▸ DESCRIPTION OF THE TASK:
In the data, extract each line that holds the string "this".

Stored entries:
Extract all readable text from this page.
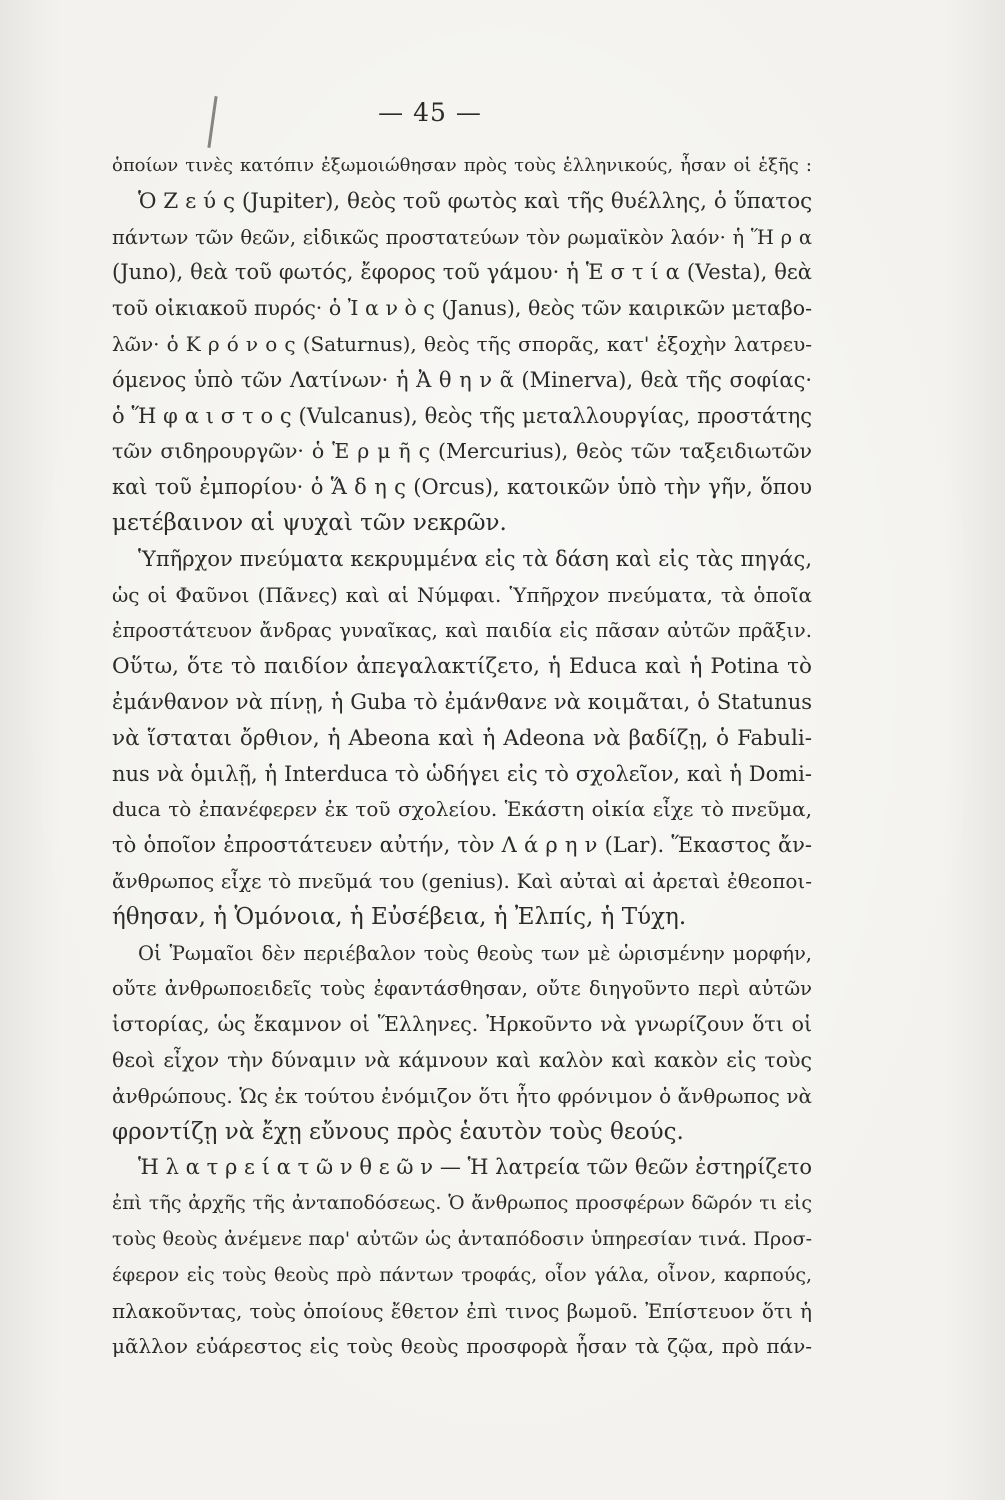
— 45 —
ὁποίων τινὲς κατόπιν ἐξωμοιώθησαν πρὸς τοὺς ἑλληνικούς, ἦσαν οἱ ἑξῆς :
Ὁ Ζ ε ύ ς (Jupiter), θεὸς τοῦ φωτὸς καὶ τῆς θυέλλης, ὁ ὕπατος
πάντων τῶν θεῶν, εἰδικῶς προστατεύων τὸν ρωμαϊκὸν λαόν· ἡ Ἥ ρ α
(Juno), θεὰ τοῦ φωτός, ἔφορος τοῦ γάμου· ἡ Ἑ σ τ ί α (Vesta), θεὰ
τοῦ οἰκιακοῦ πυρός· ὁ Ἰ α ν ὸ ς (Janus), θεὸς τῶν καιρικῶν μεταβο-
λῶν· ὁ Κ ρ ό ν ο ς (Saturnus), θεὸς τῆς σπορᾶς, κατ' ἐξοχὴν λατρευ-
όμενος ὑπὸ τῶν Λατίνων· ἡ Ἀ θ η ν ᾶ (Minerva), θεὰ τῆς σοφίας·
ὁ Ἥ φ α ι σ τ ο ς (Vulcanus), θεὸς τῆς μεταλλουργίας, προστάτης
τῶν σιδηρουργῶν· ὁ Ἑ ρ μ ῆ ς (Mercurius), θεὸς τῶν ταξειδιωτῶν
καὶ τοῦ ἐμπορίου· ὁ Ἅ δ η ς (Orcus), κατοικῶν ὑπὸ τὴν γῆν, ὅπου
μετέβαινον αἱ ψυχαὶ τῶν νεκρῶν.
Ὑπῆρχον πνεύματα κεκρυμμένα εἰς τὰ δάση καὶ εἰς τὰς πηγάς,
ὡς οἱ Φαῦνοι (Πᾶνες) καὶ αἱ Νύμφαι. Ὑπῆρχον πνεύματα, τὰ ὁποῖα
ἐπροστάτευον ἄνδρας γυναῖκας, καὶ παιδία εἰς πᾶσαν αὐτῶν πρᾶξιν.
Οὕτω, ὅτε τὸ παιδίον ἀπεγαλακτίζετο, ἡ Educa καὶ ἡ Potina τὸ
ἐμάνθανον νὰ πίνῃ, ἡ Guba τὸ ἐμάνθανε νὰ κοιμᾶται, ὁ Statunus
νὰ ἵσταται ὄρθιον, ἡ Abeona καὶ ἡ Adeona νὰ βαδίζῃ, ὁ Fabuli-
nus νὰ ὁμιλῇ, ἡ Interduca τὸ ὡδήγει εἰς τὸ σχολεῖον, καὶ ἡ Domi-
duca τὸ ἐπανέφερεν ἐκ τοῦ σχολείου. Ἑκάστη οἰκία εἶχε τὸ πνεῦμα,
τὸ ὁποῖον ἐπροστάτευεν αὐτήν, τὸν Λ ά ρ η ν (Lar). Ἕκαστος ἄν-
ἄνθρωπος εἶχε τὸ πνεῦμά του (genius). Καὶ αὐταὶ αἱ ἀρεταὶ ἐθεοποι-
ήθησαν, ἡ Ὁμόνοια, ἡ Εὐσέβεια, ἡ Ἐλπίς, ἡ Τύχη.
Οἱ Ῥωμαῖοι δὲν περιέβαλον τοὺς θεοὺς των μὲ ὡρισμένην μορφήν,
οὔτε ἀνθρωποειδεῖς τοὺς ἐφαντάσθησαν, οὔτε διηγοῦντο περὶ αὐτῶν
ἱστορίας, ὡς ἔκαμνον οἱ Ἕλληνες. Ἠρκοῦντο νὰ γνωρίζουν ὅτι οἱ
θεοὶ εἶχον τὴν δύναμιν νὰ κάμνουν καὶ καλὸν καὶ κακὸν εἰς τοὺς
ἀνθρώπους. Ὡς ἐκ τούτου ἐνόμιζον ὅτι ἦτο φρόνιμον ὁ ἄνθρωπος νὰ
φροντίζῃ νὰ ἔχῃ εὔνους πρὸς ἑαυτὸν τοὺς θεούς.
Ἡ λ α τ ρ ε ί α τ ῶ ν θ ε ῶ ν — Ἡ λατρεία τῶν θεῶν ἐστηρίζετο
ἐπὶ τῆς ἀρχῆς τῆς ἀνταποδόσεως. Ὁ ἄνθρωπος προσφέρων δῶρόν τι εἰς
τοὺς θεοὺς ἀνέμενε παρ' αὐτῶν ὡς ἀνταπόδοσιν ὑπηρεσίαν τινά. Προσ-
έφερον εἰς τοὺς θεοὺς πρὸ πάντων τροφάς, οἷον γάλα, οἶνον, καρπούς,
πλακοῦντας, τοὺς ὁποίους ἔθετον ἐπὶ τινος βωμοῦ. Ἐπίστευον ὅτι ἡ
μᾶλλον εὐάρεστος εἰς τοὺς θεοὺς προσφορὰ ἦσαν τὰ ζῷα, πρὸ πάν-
==
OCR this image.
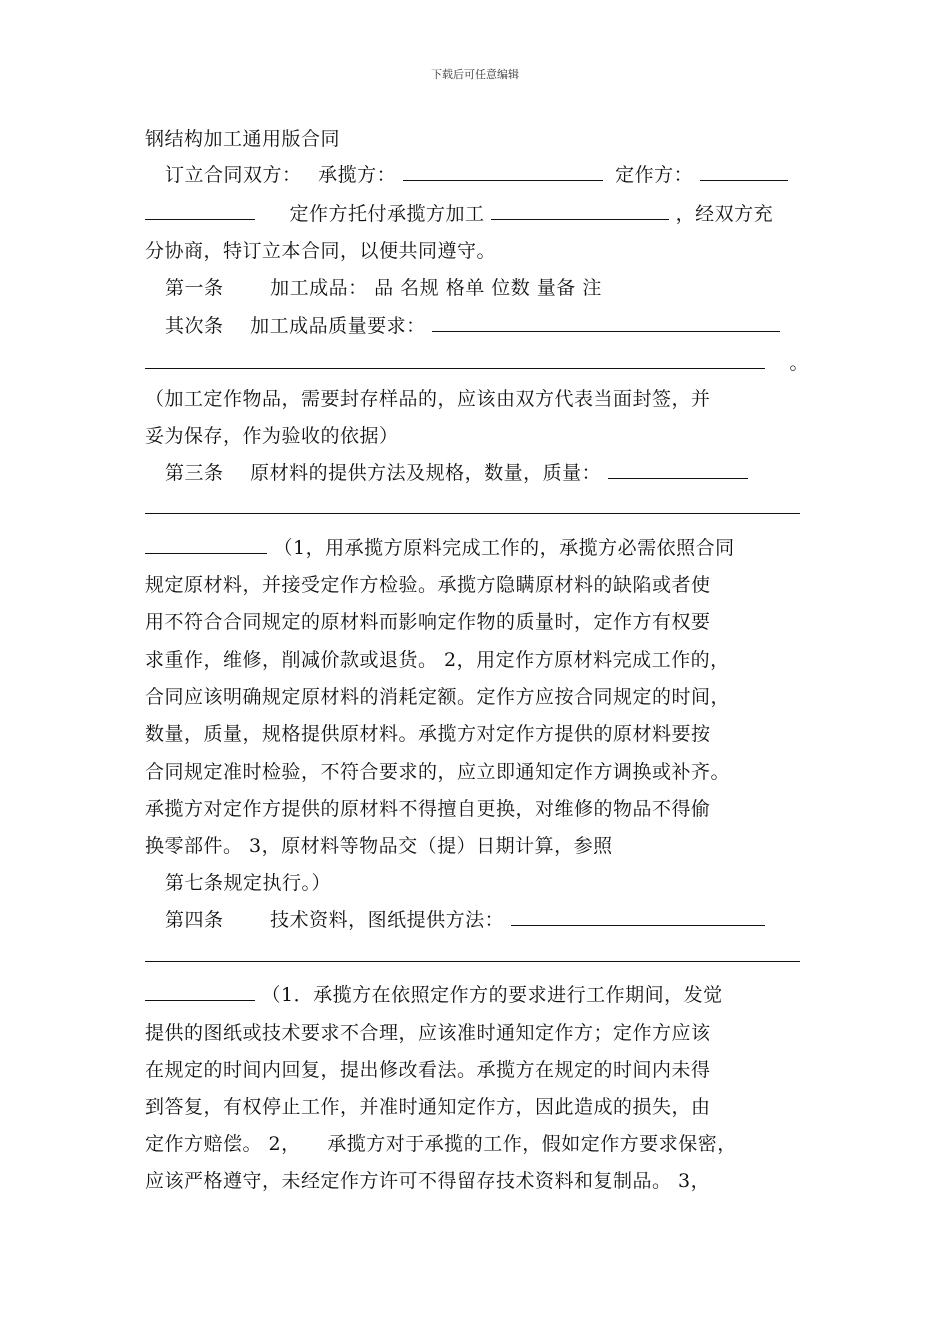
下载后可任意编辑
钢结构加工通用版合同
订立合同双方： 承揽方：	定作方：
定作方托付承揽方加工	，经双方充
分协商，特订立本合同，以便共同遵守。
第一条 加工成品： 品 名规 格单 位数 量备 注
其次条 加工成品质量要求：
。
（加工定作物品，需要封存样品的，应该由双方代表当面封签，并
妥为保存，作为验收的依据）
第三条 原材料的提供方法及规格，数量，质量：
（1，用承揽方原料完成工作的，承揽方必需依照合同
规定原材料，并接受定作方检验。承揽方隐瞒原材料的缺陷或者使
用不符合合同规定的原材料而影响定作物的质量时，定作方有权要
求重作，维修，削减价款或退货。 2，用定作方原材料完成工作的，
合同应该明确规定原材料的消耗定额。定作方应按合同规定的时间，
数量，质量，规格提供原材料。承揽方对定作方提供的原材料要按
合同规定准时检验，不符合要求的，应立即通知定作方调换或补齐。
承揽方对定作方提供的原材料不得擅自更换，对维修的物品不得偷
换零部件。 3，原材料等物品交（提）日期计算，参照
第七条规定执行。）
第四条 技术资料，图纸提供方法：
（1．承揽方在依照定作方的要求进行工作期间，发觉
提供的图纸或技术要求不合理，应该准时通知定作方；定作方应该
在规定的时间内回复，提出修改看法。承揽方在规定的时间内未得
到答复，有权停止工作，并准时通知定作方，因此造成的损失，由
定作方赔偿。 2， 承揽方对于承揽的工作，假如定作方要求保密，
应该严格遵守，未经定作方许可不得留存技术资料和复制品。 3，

▸ RESPONSE BELOW:
Extract all readable text from this page.
OCR this image.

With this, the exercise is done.